Turn the lines starting at the one containing "Localize 32 of" and ending at the one containing "header-value-field[interactable] xyxy=(444,259,704,287)" into a JSON list of strings, one string per line, with blank lines left out. Omit the pictures from the answer.

**Data in this exercise:**
_ _ _ _ _

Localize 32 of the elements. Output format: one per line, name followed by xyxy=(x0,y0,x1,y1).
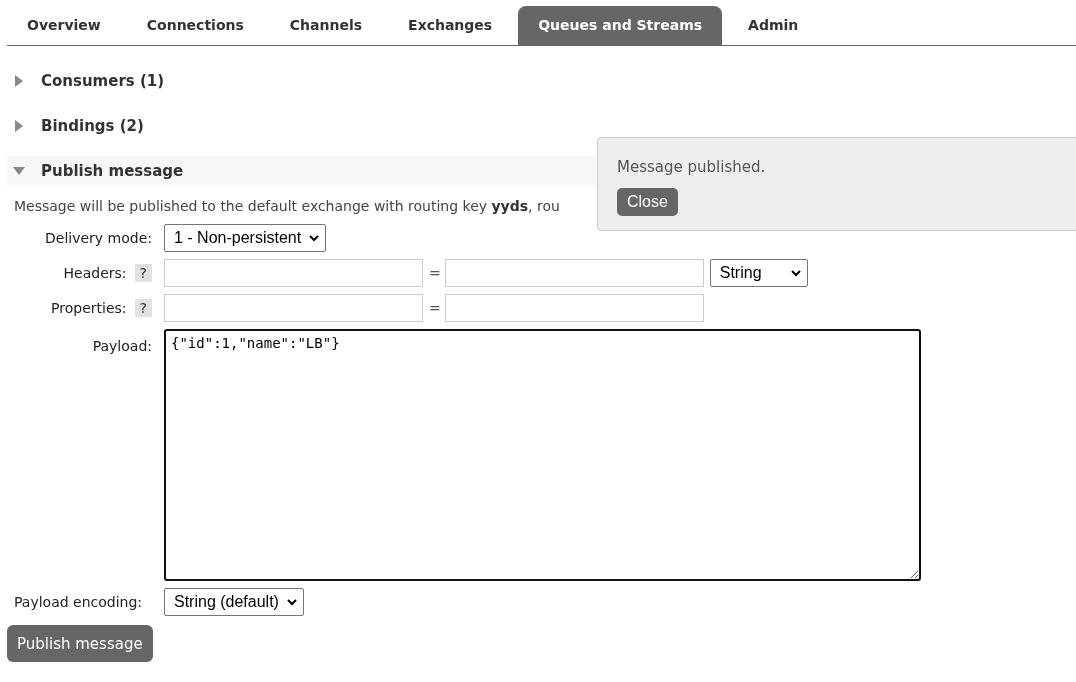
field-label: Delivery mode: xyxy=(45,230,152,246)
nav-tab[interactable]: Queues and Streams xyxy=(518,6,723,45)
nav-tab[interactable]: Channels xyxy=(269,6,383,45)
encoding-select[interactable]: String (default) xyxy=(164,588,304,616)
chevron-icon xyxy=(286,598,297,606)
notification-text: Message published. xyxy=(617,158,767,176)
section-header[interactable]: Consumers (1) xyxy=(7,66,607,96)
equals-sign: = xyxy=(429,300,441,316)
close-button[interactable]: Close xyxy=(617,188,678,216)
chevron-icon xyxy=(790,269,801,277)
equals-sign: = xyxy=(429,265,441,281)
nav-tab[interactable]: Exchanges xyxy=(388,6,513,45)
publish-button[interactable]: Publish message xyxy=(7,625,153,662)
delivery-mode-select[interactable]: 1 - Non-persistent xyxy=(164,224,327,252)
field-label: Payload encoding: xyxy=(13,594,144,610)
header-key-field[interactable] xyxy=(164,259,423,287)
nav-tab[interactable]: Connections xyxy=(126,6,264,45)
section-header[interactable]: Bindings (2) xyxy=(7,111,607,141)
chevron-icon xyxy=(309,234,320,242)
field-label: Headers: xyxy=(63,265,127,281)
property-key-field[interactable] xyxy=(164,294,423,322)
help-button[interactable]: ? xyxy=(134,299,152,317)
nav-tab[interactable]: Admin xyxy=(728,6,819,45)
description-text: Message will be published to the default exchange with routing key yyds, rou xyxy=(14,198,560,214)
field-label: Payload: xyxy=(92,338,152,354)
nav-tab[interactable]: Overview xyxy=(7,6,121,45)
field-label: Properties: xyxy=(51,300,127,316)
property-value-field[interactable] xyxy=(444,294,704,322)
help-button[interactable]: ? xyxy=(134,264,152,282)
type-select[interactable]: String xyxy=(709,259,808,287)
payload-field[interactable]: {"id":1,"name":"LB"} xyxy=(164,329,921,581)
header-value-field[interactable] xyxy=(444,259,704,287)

_ _ _ _ _

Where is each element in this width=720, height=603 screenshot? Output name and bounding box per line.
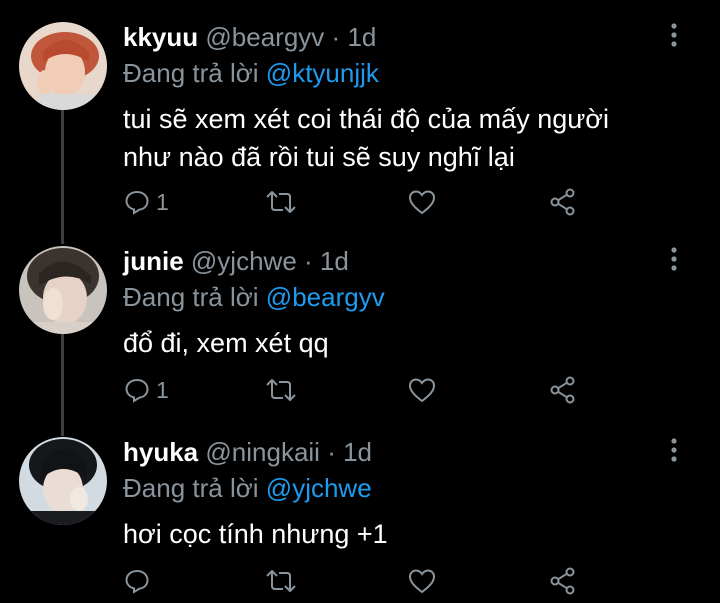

_ _ _ _ _

**Response below:**
[
  "Localize 32 of the elements. Output format: one per line, name followed by xyxy=(x0,y0,x1,y1).",
  "field-label: Delivery mode: xyxy=(45,230,152,246)",
  "nav-tab[interactable]: Queues and Streams xyxy=(518,6,723,45)",
  "nav-tab[interactable]: Channels xyxy=(269,6,383,45)",
  "encoding-select[interactable]: String (default) xyxy=(164,588,304,616)",
  "chevron-icon xyxy=(286,598,297,606)",
  "notification-text: Message published. xyxy=(617,158,767,176)",
  "section-header[interactable]: Consumers (1) xyxy=(7,66,607,96)",
  "equals-sign: = xyxy=(429,300,441,316)",
  "close-button[interactable]: Close xyxy=(617,188,678,216)",
  "chevron-icon xyxy=(790,269,801,277)",
  "equals-sign: = xyxy=(429,265,441,281)",
  "nav-tab[interactable]: Exchanges xyxy=(388,6,513,45)",
  "publish-button[interactable]: Publish message xyxy=(7,625,153,662)",
  "delivery-mode-select[interactable]: 1 - Non-persistent xyxy=(164,224,327,252)",
  "field-label: Payload encoding: xyxy=(13,594,144,610)",
  "header-key-field[interactable] xyxy=(164,259,423,287)",
  "nav-tab[interactable]: Connections xyxy=(126,6,264,45)",
  "section-header[interactable]: Bindings (2) xyxy=(7,111,607,141)",
  "chevron-icon xyxy=(309,234,320,242)",
  "field-label: Headers: xyxy=(63,265,127,281)",
  "property-key-field[interactable] xyxy=(164,294,423,322)",
  "help-button[interactable]: ? xyxy=(134,299,152,317)",
  "nav-tab[interactable]: Admin xyxy=(728,6,819,45)",
  "description-text: Message will be published to the default exchange with routing key yyds, rou xyxy=(14,198,560,214)",
  "field-label: Payload: xyxy=(92,338,152,354)",
  "nav-tab[interactable]: Overview xyxy=(7,6,121,45)",
  "field-label: Properties: xyxy=(51,300,127,316)",
  "property-value-field[interactable] xyxy=(444,294,704,322)",
  "help-button[interactable]: ? xyxy=(134,264,152,282)",
  "type-select[interactable]: String xyxy=(709,259,808,287)",
  "payload-field[interactable]: {\"id\":1,\"name\":\"LB\"} xyxy=(164,329,921,581)",
  "header-value-field[interactable] xyxy=(444,259,704,287)"
]